+++ Material provided +++
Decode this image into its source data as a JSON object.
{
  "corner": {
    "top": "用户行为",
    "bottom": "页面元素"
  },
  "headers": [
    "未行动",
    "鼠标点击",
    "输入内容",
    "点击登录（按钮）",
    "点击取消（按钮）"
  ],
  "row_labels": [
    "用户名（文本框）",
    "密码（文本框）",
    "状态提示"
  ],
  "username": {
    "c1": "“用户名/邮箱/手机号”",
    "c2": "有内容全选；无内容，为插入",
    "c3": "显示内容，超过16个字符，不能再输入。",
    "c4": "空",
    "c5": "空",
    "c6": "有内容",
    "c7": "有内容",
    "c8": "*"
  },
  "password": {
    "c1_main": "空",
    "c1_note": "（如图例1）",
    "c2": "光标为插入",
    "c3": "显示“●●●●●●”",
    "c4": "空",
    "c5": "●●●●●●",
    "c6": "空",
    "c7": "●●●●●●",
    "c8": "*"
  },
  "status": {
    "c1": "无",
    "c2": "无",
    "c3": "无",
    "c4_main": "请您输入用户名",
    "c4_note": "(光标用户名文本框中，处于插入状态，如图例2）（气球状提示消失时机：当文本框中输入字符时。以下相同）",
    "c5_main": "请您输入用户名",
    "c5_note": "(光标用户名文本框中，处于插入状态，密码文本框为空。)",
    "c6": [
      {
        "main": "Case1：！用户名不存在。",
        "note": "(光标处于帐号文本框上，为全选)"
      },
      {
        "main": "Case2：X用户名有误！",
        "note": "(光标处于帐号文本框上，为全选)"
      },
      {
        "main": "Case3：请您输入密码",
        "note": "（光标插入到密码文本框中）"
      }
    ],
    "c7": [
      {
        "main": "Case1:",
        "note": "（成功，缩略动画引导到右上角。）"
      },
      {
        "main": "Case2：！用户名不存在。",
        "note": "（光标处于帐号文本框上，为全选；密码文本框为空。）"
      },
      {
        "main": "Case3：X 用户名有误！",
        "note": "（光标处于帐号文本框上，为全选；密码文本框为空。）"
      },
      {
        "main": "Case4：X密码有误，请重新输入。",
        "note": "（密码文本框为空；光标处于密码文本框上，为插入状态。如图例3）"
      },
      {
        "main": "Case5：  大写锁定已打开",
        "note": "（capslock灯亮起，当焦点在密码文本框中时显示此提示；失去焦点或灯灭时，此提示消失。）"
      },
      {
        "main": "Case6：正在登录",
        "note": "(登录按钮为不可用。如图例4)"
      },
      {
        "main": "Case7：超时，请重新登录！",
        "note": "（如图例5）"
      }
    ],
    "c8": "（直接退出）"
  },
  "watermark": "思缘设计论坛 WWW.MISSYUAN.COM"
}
+++
Work to complete: Take the listing above and set it down exactly.

Solution for this task:
Decode this image into its source data as a JSON object.
{
  "corner": {
    "top": "用户行为",
    "bottom": "页面元素"
  },
  "headers": [
    "未行动",
    "鼠标点击",
    "输入内容",
    "点击登录（按钮）",
    "点击取消（按钮）"
  ],
  "row_labels": [
    "用户名（文本框）",
    "密码（文本框）",
    "状态提示"
  ],
  "username": {
    "c1": "“用户名/邮箱/手机号”",
    "c2": "有内容全选；无内容，为插入",
    "c3": "显示内容，超过16个字符，不能再输入。",
    "c4": "空",
    "c5": "空",
    "c6": "有内容",
    "c7": "有内容",
    "c8": "*"
  },
  "password": {
    "c1_main": "空",
    "c1_note": "（如图例1）",
    "c2": "光标为插入",
    "c3": "显示“●●●●●●”",
    "c4": "空",
    "c5": "●●●●●●",
    "c6": "空",
    "c7": "●●●●●●",
    "c8": "*"
  },
  "status": {
    "c1": "无",
    "c2": "无",
    "c3": "无",
    "c4_main": "请您输入用户名",
    "c4_note": "(光标用户名文本框中，处于插入状态，如图例2）（气球状提示消失时机：当文本框中输入字符时。以下相同）",
    "c5_main": "请您输入用户名",
    "c5_note": "(光标用户名文本框中，处于插入状态，密码文本框为空。)",
    "c6": [
      {
        "main": "Case1：！用户名不存在。",
        "note": "(光标处于帐号文本框上，为全选)"
      },
      {
        "main": "Case2：X用户名有误！",
        "note": "(光标处于帐号文本框上，为全选)"
      },
      {
        "main": "Case3：请您输入密码",
        "note": "（光标插入到密码文本框中）"
      }
    ],
    "c7": [
      {
        "main": "Case1:",
        "note": "（成功，缩略动画引导到右上角。）"
      },
      {
        "main": "Case2：！用户名不存在。",
        "note": "（光标处于帐号文本框上，为全选；密码文本框为空。）"
      },
      {
        "main": "Case3：X 用户名有误！",
        "note": "（光标处于帐号文本框上，为全选；密码文本框为空。）"
      },
      {
        "main": "Case4：X密码有误，请重新输入。",
        "note": "（密码文本框为空；光标处于密码文本框上，为插入状态。如图例3）"
      },
      {
        "main": "Case5：  大写锁定已打开",
        "note": "（capslock灯亮起，当焦点在密码文本框中时显示此提示；失去焦点或灯灭时，此提示消失。）"
      },
      {
        "main": "Case6：正在登录",
        "note": "(登录按钮为不可用。如图例4)"
      },
      {
        "main": "Case7：超时，请重新登录！",
        "note": "（如图例5）"
      }
    ],
    "c8": "（直接退出）"
  },
  "watermark": "思缘设计论坛 WWW.MISSYUAN.COM"
}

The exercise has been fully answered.